>> Start EXERCISE INPUT

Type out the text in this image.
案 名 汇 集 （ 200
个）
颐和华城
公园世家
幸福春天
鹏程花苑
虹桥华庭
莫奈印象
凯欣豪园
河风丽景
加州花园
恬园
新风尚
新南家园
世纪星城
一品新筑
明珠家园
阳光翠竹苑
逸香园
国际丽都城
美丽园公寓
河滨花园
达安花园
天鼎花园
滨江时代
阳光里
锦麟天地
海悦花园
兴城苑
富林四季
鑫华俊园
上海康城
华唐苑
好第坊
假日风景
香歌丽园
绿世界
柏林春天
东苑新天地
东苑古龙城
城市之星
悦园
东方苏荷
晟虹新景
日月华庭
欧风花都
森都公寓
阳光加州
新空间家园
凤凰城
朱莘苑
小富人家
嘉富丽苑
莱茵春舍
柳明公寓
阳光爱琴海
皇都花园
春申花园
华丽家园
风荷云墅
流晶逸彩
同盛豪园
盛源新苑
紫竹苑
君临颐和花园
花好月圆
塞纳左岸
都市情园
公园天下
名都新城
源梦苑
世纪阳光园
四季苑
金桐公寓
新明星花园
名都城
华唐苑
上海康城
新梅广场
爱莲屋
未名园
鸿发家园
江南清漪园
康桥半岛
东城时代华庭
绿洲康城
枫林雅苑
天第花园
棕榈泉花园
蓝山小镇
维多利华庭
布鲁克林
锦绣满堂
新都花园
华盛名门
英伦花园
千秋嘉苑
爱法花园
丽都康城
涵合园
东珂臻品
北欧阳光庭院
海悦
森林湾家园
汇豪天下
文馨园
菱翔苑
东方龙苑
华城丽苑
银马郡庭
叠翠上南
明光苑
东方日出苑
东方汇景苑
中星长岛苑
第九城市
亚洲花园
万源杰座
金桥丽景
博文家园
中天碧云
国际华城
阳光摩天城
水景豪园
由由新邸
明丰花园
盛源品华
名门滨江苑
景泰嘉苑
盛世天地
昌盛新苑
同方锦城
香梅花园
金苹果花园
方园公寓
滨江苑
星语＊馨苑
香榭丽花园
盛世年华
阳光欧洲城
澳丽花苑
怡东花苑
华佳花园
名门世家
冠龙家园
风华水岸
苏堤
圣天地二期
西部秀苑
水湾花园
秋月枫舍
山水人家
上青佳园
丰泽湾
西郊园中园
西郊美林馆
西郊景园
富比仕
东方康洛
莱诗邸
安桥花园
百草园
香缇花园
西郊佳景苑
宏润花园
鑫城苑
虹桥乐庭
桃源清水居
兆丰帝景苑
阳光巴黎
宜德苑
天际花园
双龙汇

>> End EXERCISE INPUT

Write all of the records out again exactly.

Type out the text in this image.
案 名 汇 集 （ 200
个）
颐和华城
公园世家
幸福春天
鹏程花苑
虹桥华庭
莫奈印象
凯欣豪园
河风丽景
加州花园
恬园
新风尚
新南家园
世纪星城
一品新筑
明珠家园
阳光翠竹苑
逸香园
国际丽都城
美丽园公寓
河滨花园
达安花园
天鼎花园
滨江时代
阳光里
锦麟天地
海悦花园
兴城苑
富林四季
鑫华俊园
上海康城
华唐苑
好第坊
假日风景
香歌丽园
绿世界
柏林春天
东苑新天地
东苑古龙城
城市之星
悦园
东方苏荷
晟虹新景
日月华庭
欧风花都
森都公寓
阳光加州
新空间家园
凤凰城
朱莘苑
小富人家
嘉富丽苑
莱茵春舍
柳明公寓
阳光爱琴海
皇都花园
春申花园
华丽家园
风荷云墅
流晶逸彩
同盛豪园
盛源新苑
紫竹苑
君临颐和花园
花好月圆
塞纳左岸
都市情园
公园天下
名都新城
源梦苑
世纪阳光园
四季苑
金桐公寓
新明星花园
名都城
华唐苑
上海康城
新梅广场
爱莲屋
未名园
鸿发家园
江南清漪园
康桥半岛
东城时代华庭
绿洲康城
枫林雅苑
天第花园
棕榈泉花园
蓝山小镇
维多利华庭
布鲁克林
锦绣满堂
新都花园
华盛名门
英伦花园
千秋嘉苑
爱法花园
丽都康城
涵合园
东珂臻品
北欧阳光庭院
海悦
森林湾家园
汇豪天下
文馨园
菱翔苑
东方龙苑
华城丽苑
银马郡庭
叠翠上南
明光苑
东方日出苑
东方汇景苑
中星长岛苑
第九城市
亚洲花园
万源杰座
金桥丽景
博文家园
中天碧云
国际华城
阳光摩天城
水景豪园
由由新邸
明丰花园
盛源品华
名门滨江苑
景泰嘉苑
盛世天地
昌盛新苑
同方锦城
香梅花园
金苹果花园
方园公寓
滨江苑
星语＊馨苑
香榭丽花园
盛世年华
阳光欧洲城
澳丽花苑
怡东花苑
华佳花园
名门世家
冠龙家园
风华水岸
苏堤
圣天地二期
西部秀苑
水湾花园
秋月枫舍
山水人家
上青佳园
丰泽湾
西郊园中园
西郊美林馆
西郊景园
富比仕
东方康洛
莱诗邸
安桥花园
百草园
香缇花园
西郊佳景苑
宏润花园
鑫城苑
虹桥乐庭
桃源清水居
兆丰帝景苑
阳光巴黎
宜德苑
天际花园
双龙汇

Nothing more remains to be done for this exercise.